▶ [What the exercise asks]
Collect all lines from the listing that include the string "this".

▶ [Entries from a visual dataset]
###

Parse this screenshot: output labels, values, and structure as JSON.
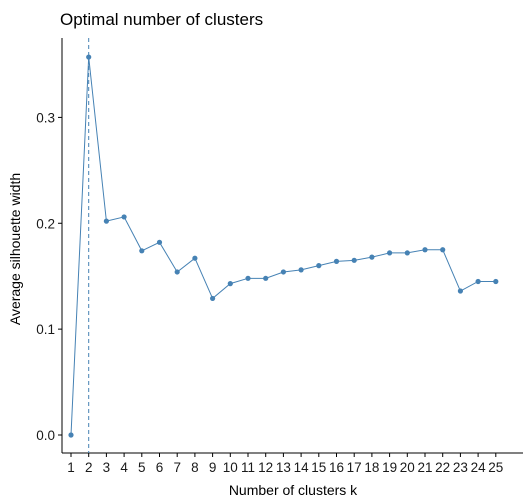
{
  "chart_data": {
    "type": "line",
    "title": "Optimal number of clusters",
    "xlabel": "Number of clusters k",
    "ylabel": "Average silhouette width",
    "x": [
      "1",
      "2",
      "3",
      "4",
      "5",
      "6",
      "7",
      "8",
      "9",
      "10",
      "11",
      "12",
      "13",
      "14",
      "15",
      "16",
      "17",
      "18",
      "19",
      "20",
      "21",
      "22",
      "23",
      "24",
      "25"
    ],
    "values": [
      0.0,
      0.357,
      0.202,
      0.206,
      0.174,
      0.182,
      0.154,
      0.167,
      0.129,
      0.143,
      0.148,
      0.148,
      0.154,
      0.156,
      0.16,
      0.164,
      0.165,
      0.168,
      0.172,
      0.172,
      0.175,
      0.175,
      0.136,
      0.145,
      0.145
    ],
    "yticks": [
      "0.0",
      "0.1",
      "0.2",
      "0.3"
    ],
    "ylim": [
      -0.017,
      0.375
    ],
    "optimal_k": 2,
    "grid": false,
    "colors": {
      "series": "#4682b4",
      "axis": "#000000"
    }
  }
}
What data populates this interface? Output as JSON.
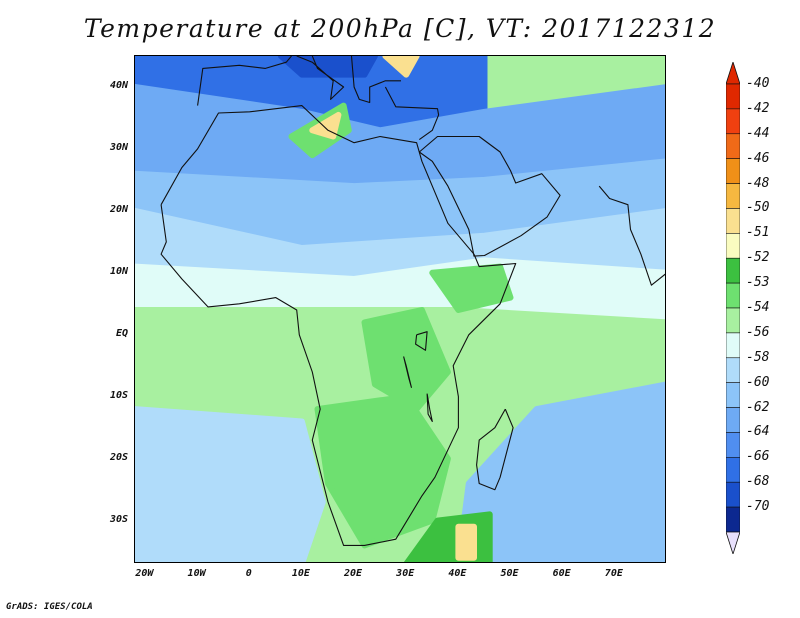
{
  "title": "Temperature at 200hPa [C], VT: 2017122312",
  "credit": "GrADS: IGES/COLA",
  "lat_axis": [
    {
      "label": "40N",
      "lat": 40
    },
    {
      "label": "30N",
      "lat": 30
    },
    {
      "label": "20N",
      "lat": 20
    },
    {
      "label": "10N",
      "lat": 10
    },
    {
      "label": "EQ",
      "lat": 0
    },
    {
      "label": "10S",
      "lat": -10
    },
    {
      "label": "20S",
      "lat": -20
    },
    {
      "label": "30S",
      "lat": -30
    }
  ],
  "lon_axis": [
    {
      "label": "20W",
      "lon": -20
    },
    {
      "label": "10W",
      "lon": -10
    },
    {
      "label": "0",
      "lon": 0
    },
    {
      "label": "10E",
      "lon": 10
    },
    {
      "label": "20E",
      "lon": 20
    },
    {
      "label": "30E",
      "lon": 30
    },
    {
      "label": "40E",
      "lon": 40
    },
    {
      "label": "50E",
      "lon": 50
    },
    {
      "label": "60E",
      "lon": 60
    },
    {
      "label": "70E",
      "lon": 70
    }
  ],
  "extent": {
    "lon_min": -22,
    "lon_max": 80,
    "lat_min": -37,
    "lat_max": 45
  },
  "colorbar": {
    "levels": [
      {
        "label": "-40",
        "color": "#e02800"
      },
      {
        "label": "-42",
        "color": "#f04010"
      },
      {
        "label": "-44",
        "color": "#f06a18"
      },
      {
        "label": "-46",
        "color": "#f09018"
      },
      {
        "label": "-48",
        "color": "#f6b840"
      },
      {
        "label": "-50",
        "color": "#fae090"
      },
      {
        "label": "-51",
        "color": "#fafcc0"
      },
      {
        "label": "-52",
        "color": "#3cc040"
      },
      {
        "label": "-53",
        "color": "#6ee070"
      },
      {
        "label": "-54",
        "color": "#a8f0a0"
      },
      {
        "label": "-56",
        "color": "#e0fcf8"
      },
      {
        "label": "-58",
        "color": "#b0dcfa"
      },
      {
        "label": "-60",
        "color": "#8cc4f8"
      },
      {
        "label": "-62",
        "color": "#6eaaf4"
      },
      {
        "label": "-64",
        "color": "#508ef0"
      },
      {
        "label": "-66",
        "color": "#3070e6"
      },
      {
        "label": "-68",
        "color": "#1a50cc"
      },
      {
        "label": "-70",
        "color": "#0c2890"
      }
    ],
    "over_color": "#e02800",
    "under_color": "#e8e0fc"
  },
  "map_regions": [
    {
      "name": "mediterranean-cold",
      "color": "#3070e6",
      "pts": [
        [
          -22,
          45
        ],
        [
          45,
          45
        ],
        [
          45,
          36
        ],
        [
          25,
          33
        ],
        [
          10,
          36
        ],
        [
          -22,
          40
        ]
      ]
    },
    {
      "name": "north-africa-cool",
      "color": "#6eaaf4",
      "pts": [
        [
          -22,
          40
        ],
        [
          10,
          36
        ],
        [
          25,
          33
        ],
        [
          45,
          36
        ],
        [
          80,
          40
        ],
        [
          80,
          28
        ],
        [
          45,
          25
        ],
        [
          20,
          24
        ],
        [
          -22,
          26
        ]
      ]
    },
    {
      "name": "sahel-band",
      "color": "#8cc4f8",
      "pts": [
        [
          -22,
          26
        ],
        [
          20,
          24
        ],
        [
          45,
          25
        ],
        [
          80,
          28
        ],
        [
          80,
          20
        ],
        [
          45,
          16
        ],
        [
          10,
          14
        ],
        [
          -22,
          20
        ]
      ]
    },
    {
      "name": "tropical-north",
      "color": "#b0dcfa",
      "pts": [
        [
          -22,
          20
        ],
        [
          10,
          14
        ],
        [
          45,
          16
        ],
        [
          80,
          20
        ],
        [
          80,
          10
        ],
        [
          45,
          12
        ],
        [
          20,
          9
        ],
        [
          -22,
          11
        ]
      ]
    },
    {
      "name": "tropical-band",
      "color": "#e0fcf8",
      "pts": [
        [
          -22,
          11
        ],
        [
          20,
          9
        ],
        [
          45,
          12
        ],
        [
          80,
          10
        ],
        [
          80,
          2
        ],
        [
          40,
          4
        ],
        [
          10,
          4
        ],
        [
          -22,
          4
        ]
      ]
    },
    {
      "name": "equatorial-green",
      "color": "#a8f0a0",
      "pts": [
        [
          -22,
          4
        ],
        [
          10,
          4
        ],
        [
          40,
          4
        ],
        [
          80,
          2
        ],
        [
          80,
          -8
        ],
        [
          55,
          -12
        ],
        [
          30,
          -20
        ],
        [
          10,
          -14
        ],
        [
          -22,
          -12
        ]
      ]
    },
    {
      "name": "south-atlantic-cool",
      "color": "#b0dcfa",
      "pts": [
        [
          -22,
          -12
        ],
        [
          10,
          -14
        ],
        [
          14,
          -27
        ],
        [
          10,
          -37
        ],
        [
          -22,
          -37
        ]
      ]
    },
    {
      "name": "indian-ocean-cool",
      "color": "#8cc4f8",
      "pts": [
        [
          55,
          -12
        ],
        [
          80,
          -8
        ],
        [
          80,
          -37
        ],
        [
          40,
          -37
        ],
        [
          42,
          -24
        ]
      ]
    },
    {
      "name": "southern-africa-green",
      "color": "#6ee070",
      "pts": [
        [
          13,
          -12
        ],
        [
          30,
          -10
        ],
        [
          38,
          -20
        ],
        [
          35,
          -30
        ],
        [
          22,
          -34
        ],
        [
          15,
          -24
        ]
      ]
    },
    {
      "name": "east-africa-green",
      "color": "#6ee070",
      "pts": [
        [
          22,
          2
        ],
        [
          33,
          4
        ],
        [
          38,
          -6
        ],
        [
          32,
          -12
        ],
        [
          24,
          -8
        ]
      ]
    },
    {
      "name": "horn-green",
      "color": "#6ee070",
      "pts": [
        [
          35,
          10
        ],
        [
          48,
          11
        ],
        [
          50,
          6
        ],
        [
          40,
          4
        ]
      ]
    },
    {
      "name": "mozambique-green",
      "color": "#3cc040",
      "pts": [
        [
          36,
          -30
        ],
        [
          46,
          -29
        ],
        [
          46,
          -37
        ],
        [
          30,
          -37
        ]
      ]
    },
    {
      "name": "madagascar-warm",
      "color": "#fae090",
      "pts": [
        [
          40,
          -31
        ],
        [
          43,
          -31
        ],
        [
          43,
          -36
        ],
        [
          40,
          -36
        ]
      ]
    },
    {
      "name": "libya-green",
      "color": "#6ee070",
      "pts": [
        [
          8,
          32
        ],
        [
          18,
          37
        ],
        [
          19,
          33
        ],
        [
          12,
          29
        ]
      ]
    },
    {
      "name": "libya-warm",
      "color": "#fae090",
      "pts": [
        [
          12,
          33
        ],
        [
          17,
          35.5
        ],
        [
          16,
          32
        ]
      ]
    },
    {
      "name": "balkans-dark",
      "color": "#1a50cc",
      "pts": [
        [
          6,
          45
        ],
        [
          24,
          45
        ],
        [
          22,
          42
        ],
        [
          10,
          42
        ]
      ]
    },
    {
      "name": "aegean-warm",
      "color": "#fae090",
      "pts": [
        [
          26,
          45
        ],
        [
          32,
          45
        ],
        [
          30,
          42
        ]
      ]
    }
  ],
  "coastline": [
    [
      -17,
      21
    ],
    [
      -16,
      15
    ],
    [
      -17,
      13
    ],
    [
      -13,
      9
    ],
    [
      -8,
      4.5
    ],
    [
      -2,
      5
    ],
    [
      5,
      6
    ],
    [
      9,
      4
    ],
    [
      9.5,
      0
    ],
    [
      12,
      -6
    ],
    [
      13.5,
      -12
    ],
    [
      12,
      -17
    ],
    [
      15,
      -27
    ],
    [
      18,
      -34
    ],
    [
      22,
      -34
    ],
    [
      28,
      -33
    ],
    [
      33,
      -26
    ],
    [
      35.5,
      -23
    ],
    [
      40,
      -15
    ],
    [
      40,
      -10
    ],
    [
      39,
      -5
    ],
    [
      42,
      0
    ],
    [
      48,
      5
    ],
    [
      51,
      11.5
    ],
    [
      44,
      11
    ],
    [
      43,
      13
    ],
    [
      38,
      18
    ],
    [
      33,
      28
    ],
    [
      32,
      31
    ],
    [
      25,
      32
    ],
    [
      20,
      31
    ],
    [
      15,
      33
    ],
    [
      10,
      37
    ],
    [
      0,
      36
    ],
    [
      -6,
      35.8
    ],
    [
      -10,
      30
    ],
    [
      -13,
      27
    ],
    [
      -17,
      21
    ]
  ],
  "madagascar": [
    [
      49,
      -12
    ],
    [
      50.5,
      -15
    ],
    [
      48,
      -23
    ],
    [
      47,
      -25
    ],
    [
      44,
      -24
    ],
    [
      43.5,
      -21
    ],
    [
      44,
      -17
    ],
    [
      47,
      -15
    ],
    [
      49,
      -12
    ]
  ],
  "arabia": [
    [
      32.5,
      29.5
    ],
    [
      35,
      28
    ],
    [
      38,
      24
    ],
    [
      42,
      17
    ],
    [
      43,
      12.7
    ],
    [
      45,
      12.8
    ],
    [
      52,
      16
    ],
    [
      57,
      19
    ],
    [
      59.5,
      22.5
    ],
    [
      56,
      26
    ],
    [
      51,
      24.5
    ],
    [
      50,
      26.5
    ],
    [
      48,
      29.5
    ],
    [
      44,
      32
    ],
    [
      36,
      32
    ],
    [
      32.5,
      29.5
    ]
  ],
  "india": [
    [
      67,
      24
    ],
    [
      69,
      22
    ],
    [
      72.5,
      21
    ],
    [
      73,
      17
    ],
    [
      75,
      13
    ],
    [
      77,
      8
    ],
    [
      80,
      10
    ]
  ],
  "europe": [
    [
      -10,
      37
    ],
    [
      -9,
      43
    ],
    [
      -2,
      43.5
    ],
    [
      3,
      43
    ],
    [
      7,
      44
    ],
    [
      8,
      45
    ]
  ],
  "italy": [
    [
      9,
      45
    ],
    [
      12,
      44
    ],
    [
      16,
      41
    ],
    [
      15.5,
      38
    ],
    [
      18,
      40
    ],
    [
      13,
      43
    ],
    [
      12,
      45
    ]
  ],
  "greece": [
    [
      19.5,
      45
    ],
    [
      20,
      40
    ],
    [
      21,
      38
    ],
    [
      23,
      37.5
    ],
    [
      23,
      40
    ],
    [
      26,
      41
    ],
    [
      29,
      41
    ]
  ],
  "turkey": [
    [
      26,
      40
    ],
    [
      28,
      36.8
    ],
    [
      36,
      36.5
    ],
    [
      36.2,
      35.5
    ],
    [
      35,
      33
    ],
    [
      32.5,
      31.5
    ]
  ],
  "lakes": [
    [
      [
        32,
        0
      ],
      [
        34,
        0.5
      ],
      [
        33.7,
        -2.5
      ],
      [
        31.8,
        -1.5
      ],
      [
        32,
        0
      ]
    ],
    [
      [
        29.5,
        -3.5
      ],
      [
        30,
        -5
      ],
      [
        31,
        -8.5
      ],
      [
        30.5,
        -7
      ],
      [
        29.5,
        -3.5
      ]
    ],
    [
      [
        34,
        -9.5
      ],
      [
        34.5,
        -12
      ],
      [
        35,
        -14
      ],
      [
        34.2,
        -12.8
      ],
      [
        34,
        -9.5
      ]
    ]
  ]
}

###

▶ [Completed task]
Parse this screenshot: output labels, values, and structure as JSON.
What data populates this interface? Output as JSON.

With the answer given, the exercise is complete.